>> START RECORDS TO PROCESS

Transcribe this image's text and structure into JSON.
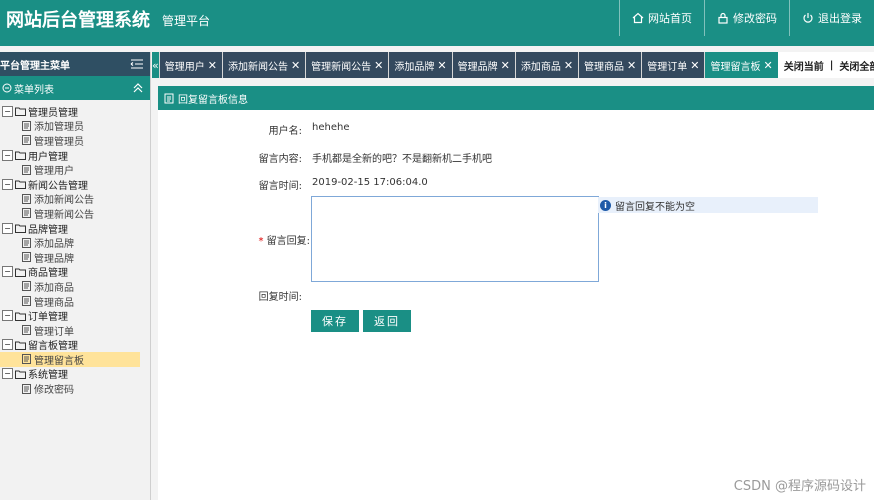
{
  "header": {
    "brand": "网站后台管理系统",
    "subtitle": "管理平台",
    "nav": [
      {
        "icon": "home-icon",
        "label": "网站首页"
      },
      {
        "icon": "lock-icon",
        "label": "修改密码"
      },
      {
        "icon": "power-icon",
        "label": "退出登录"
      }
    ]
  },
  "sidebar": {
    "title": "平台管理主菜单",
    "subtitle": "菜单列表",
    "tree": [
      {
        "label": "管理员管理",
        "children": [
          "添加管理员",
          "管理管理员"
        ]
      },
      {
        "label": "用户管理",
        "children": [
          "管理用户"
        ]
      },
      {
        "label": "新闻公告管理",
        "children": [
          "添加新闻公告",
          "管理新闻公告"
        ]
      },
      {
        "label": "品牌管理",
        "children": [
          "添加品牌",
          "管理品牌"
        ]
      },
      {
        "label": "商品管理",
        "children": [
          "添加商品",
          "管理商品"
        ]
      },
      {
        "label": "订单管理",
        "children": [
          "管理订单"
        ]
      },
      {
        "label": "留言板管理",
        "children": [
          "管理留言板"
        ]
      },
      {
        "label": "系统管理",
        "children": [
          "修改密码"
        ]
      }
    ],
    "active_item": "管理留言板"
  },
  "tabs": {
    "items": [
      "管理用户",
      "添加新闻公告",
      "管理新闻公告",
      "添加品牌",
      "管理品牌",
      "添加商品",
      "管理商品",
      "管理订单",
      "管理留言板"
    ],
    "active": "管理留言板",
    "close_current": "关闭当前",
    "separator": "|",
    "close_all": "关闭全部"
  },
  "panel": {
    "title": "回复留言板信息",
    "fields": {
      "username_label": "用户名:",
      "username_value": "hehehe",
      "content_label": "留言内容:",
      "content_value": "手机都是全新的吧？不是翻新机二手机吧",
      "time_label": "留言时间:",
      "time_value": "2019-02-15 17:06:04.0",
      "reply_required": "*",
      "reply_label": "留言回复:",
      "reply_value": "",
      "reply_time_label": "回复时间:"
    },
    "tip": "留言回复不能为空",
    "buttons": {
      "save": "保存",
      "back": "返回"
    }
  },
  "watermark": "CSDN @程序源码设计",
  "colors": {
    "accent": "#1a8f85",
    "dark": "#34495e",
    "highlight": "#ffe39a"
  }
}
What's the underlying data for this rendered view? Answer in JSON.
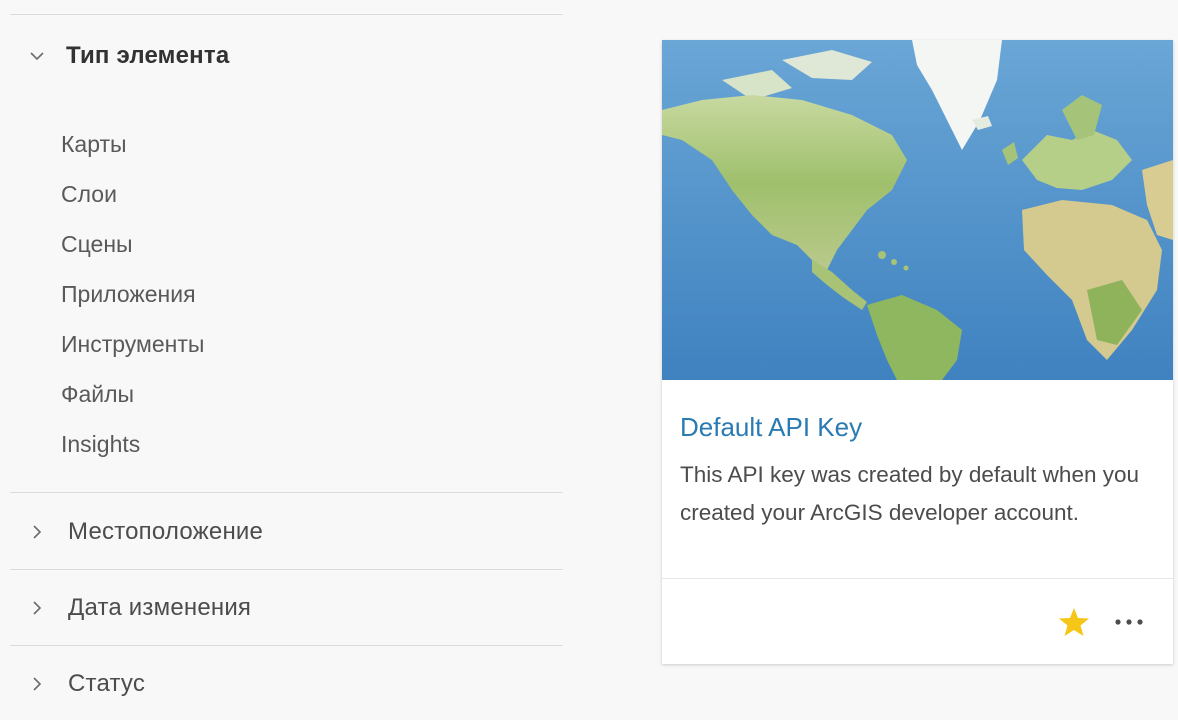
{
  "filters": {
    "item_type": {
      "title": "Тип элемента",
      "expanded": true,
      "options": [
        "Карты",
        "Слои",
        "Сцены",
        "Приложения",
        "Инструменты",
        "Файлы",
        "Insights"
      ]
    },
    "location": {
      "title": "Местоположение",
      "expanded": false
    },
    "date_modified": {
      "title": "Дата изменения",
      "expanded": false
    },
    "status": {
      "title": "Статус",
      "expanded": false
    }
  },
  "card": {
    "thumbnail_icon": "world-map-thumbnail",
    "title": "Default API Key",
    "description": "This API key was created by default when you created your ArcGIS developer account.",
    "favorite": true,
    "favorite_color": "#f5c518",
    "more_icon": "ellipsis-icon"
  },
  "colors": {
    "link": "#2a7ab3",
    "background": "#f8f8f8",
    "card": "#ffffff",
    "ocean": "#4a8cc7",
    "land": "#a9c97a"
  }
}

>> END RECORDS TO PROCESS

THE EXERCISE: Skip the pictures and print each record exactly as it stands.

COMPLETE RESPONSE:
Transcribe this image's text and structure into JSON.
{
  "header": {
    "brand": "网站后台管理系统",
    "subtitle": "管理平台",
    "nav": [
      {
        "icon": "home-icon",
        "label": "网站首页"
      },
      {
        "icon": "lock-icon",
        "label": "修改密码"
      },
      {
        "icon": "power-icon",
        "label": "退出登录"
      }
    ]
  },
  "sidebar": {
    "title": "平台管理主菜单",
    "subtitle": "菜单列表",
    "tree": [
      {
        "label": "管理员管理",
        "children": [
          "添加管理员",
          "管理管理员"
        ]
      },
      {
        "label": "用户管理",
        "children": [
          "管理用户"
        ]
      },
      {
        "label": "新闻公告管理",
        "children": [
          "添加新闻公告",
          "管理新闻公告"
        ]
      },
      {
        "label": "品牌管理",
        "children": [
          "添加品牌",
          "管理品牌"
        ]
      },
      {
        "label": "商品管理",
        "children": [
          "添加商品",
          "管理商品"
        ]
      },
      {
        "label": "订单管理",
        "children": [
          "管理订单"
        ]
      },
      {
        "label": "留言板管理",
        "children": [
          "管理留言板"
        ]
      },
      {
        "label": "系统管理",
        "children": [
          "修改密码"
        ]
      }
    ],
    "active_item": "管理留言板"
  },
  "tabs": {
    "items": [
      "管理用户",
      "添加新闻公告",
      "管理新闻公告",
      "添加品牌",
      "管理品牌",
      "添加商品",
      "管理商品",
      "管理订单",
      "管理留言板"
    ],
    "active": "管理留言板",
    "close_current": "关闭当前",
    "separator": "|",
    "close_all": "关闭全部"
  },
  "panel": {
    "title": "回复留言板信息",
    "fields": {
      "username_label": "用户名:",
      "username_value": "hehehe",
      "content_label": "留言内容:",
      "content_value": "手机都是全新的吧？不是翻新机二手机吧",
      "time_label": "留言时间:",
      "time_value": "2019-02-15 17:06:04.0",
      "reply_required": "*",
      "reply_label": "留言回复:",
      "reply_value": "",
      "reply_time_label": "回复时间:"
    },
    "tip": "留言回复不能为空",
    "buttons": {
      "save": "保存",
      "back": "返回"
    }
  },
  "watermark": "CSDN @程序源码设计",
  "colors": {
    "accent": "#1a8f85",
    "dark": "#34495e",
    "highlight": "#ffe39a"
  }
}
What's the underlying data for this rendered view? Answer in JSON.
{
  "filters": {
    "item_type": {
      "title": "Тип элемента",
      "expanded": true,
      "options": [
        "Карты",
        "Слои",
        "Сцены",
        "Приложения",
        "Инструменты",
        "Файлы",
        "Insights"
      ]
    },
    "location": {
      "title": "Местоположение",
      "expanded": false
    },
    "date_modified": {
      "title": "Дата изменения",
      "expanded": false
    },
    "status": {
      "title": "Статус",
      "expanded": false
    }
  },
  "card": {
    "thumbnail_icon": "world-map-thumbnail",
    "title": "Default API Key",
    "description": "This API key was created by default when you created your ArcGIS developer account.",
    "favorite": true,
    "favorite_color": "#f5c518",
    "more_icon": "ellipsis-icon"
  },
  "colors": {
    "link": "#2a7ab3",
    "background": "#f8f8f8",
    "card": "#ffffff",
    "ocean": "#4a8cc7",
    "land": "#a9c97a"
  }
}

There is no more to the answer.